Building the Right Event Foundation for BSM

by doug on February 1, 2006

in Best Practices, Business Service Management, Complex Events, E2E Service Management, Event Driven Architecture, Event Processing, Events, Implementation

Whether you’re following a route, path, or some other plan to find value with Business Service Management, you’ve got to start someplace. I am a “always begin with the end in mind” type of guy so I often think from way out and decompose backwards from there to map out how I want to get there.

A key component existing within nearly every organization regardless of industry, vertical, country or otherwise is the notion of an ‘event’. Some may call this a message, indicator, notification or something similar.

Events simply communicate a message to something. The message communicated can be good, bad or indifferent, true or false, on or off, verbose or terse. The something on the receiving end of an event can be a human, system, or other application, code or similar logic. A programming focus area called event-driven programming exists if you’d like to investigate the nitty-gritty details.

There are many points of view from which we can have a discussion on events. I’d like to focus initially on the importance of creating the right events with the right data (message) that can be used for building a foundation for BSM (among other very important IT Operations things).

Sources

If the goal of BSM is to align IT to the business, we must identify all of the sources capable of enabling this. Nearly every IT organization has some form of network, server, application or other technology monitoring and management tool. These may be home grown, open source or COTS tools. Inventory what you have available that can help provide information about all components in the organization. Don’t forget to venture outside of the organizational silo that you may be in. I guarantee that there are other groups that have something valuable that they may be able to contribute.

A few of the common sources include the network (router, switch, LAN/WAN, etc.), security (firewall, VPN, etc.), server (hardware, operating system, storage, etc.), and application (database, webserver, appserver, etc.). Sources you may not immediately think of are your change management application or your help desk application. It’s extremely valuable to have events generated for each change request that communicate the lifecycle of a change request for any IT infrastructure component.

:: Information supplied ::
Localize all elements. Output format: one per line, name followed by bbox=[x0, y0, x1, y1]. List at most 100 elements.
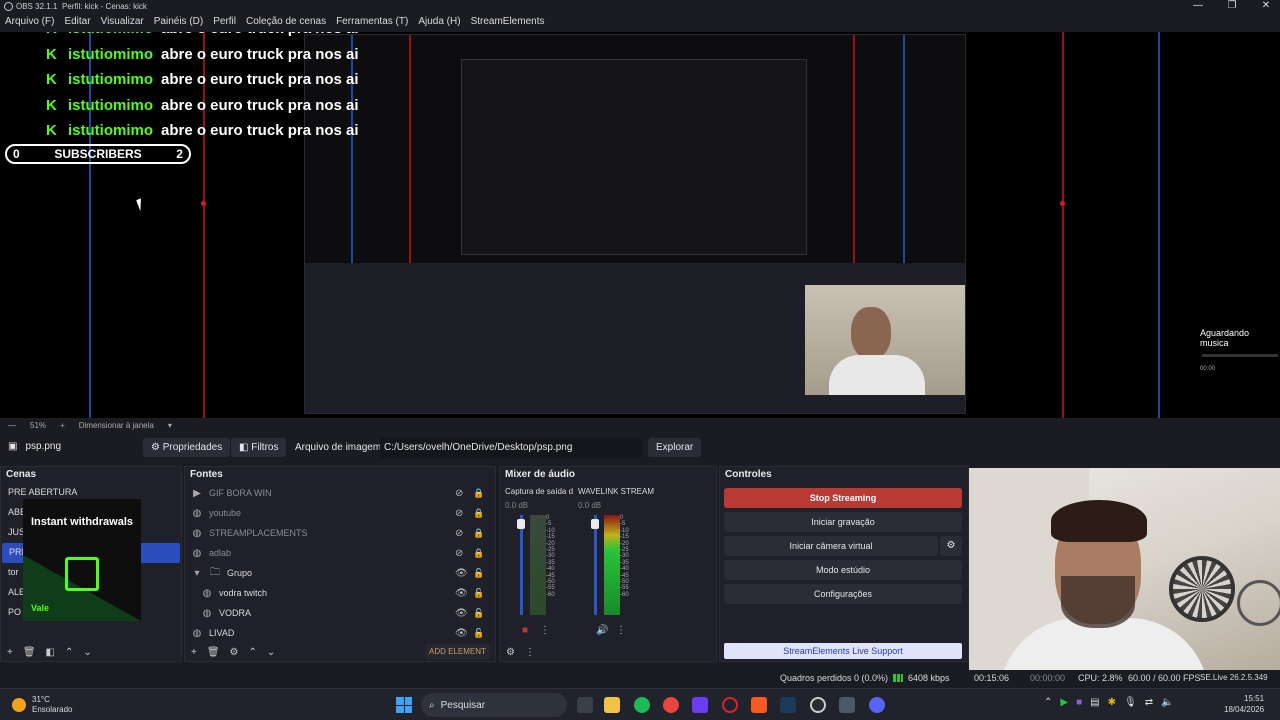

:: Your instructions ::
Write the next part of the blog post on building an event foundation for Business Service Management, picking up after its last sentence. The data has nothing to do with the blog post on event foundations for Business Service Management.

:: Result of this exercise ::
One of the key sources that may not yet exist in your IT organization is one that simply relates the detailed information from each source to the functional role or purpose that it plays. This could be a simple asset inventory database or a complete configuration management database (CMDB). This source ideally captures information about every single component within the IT organization and what role it plays in delivering IT and business services.

Perspectives

The idea here is that we need to collect from sources that are representative of all the different perspectives. This could be from the customer’s view, business view, third party view, application view, service view, inside/outside the datacenter view, etc. A good example of this is the business unit’s perspective of the CRM solution is that it’s a portal with all of the interfaces and tools used in one place. The IT group’s perspective is that the CRM solution is made up of a dozen servers, databases, application servers and network components. Each group has a different perspective on what the CRM solution is. As we identify our event sources, be cognizant of the different perspectives and identify events representative of them.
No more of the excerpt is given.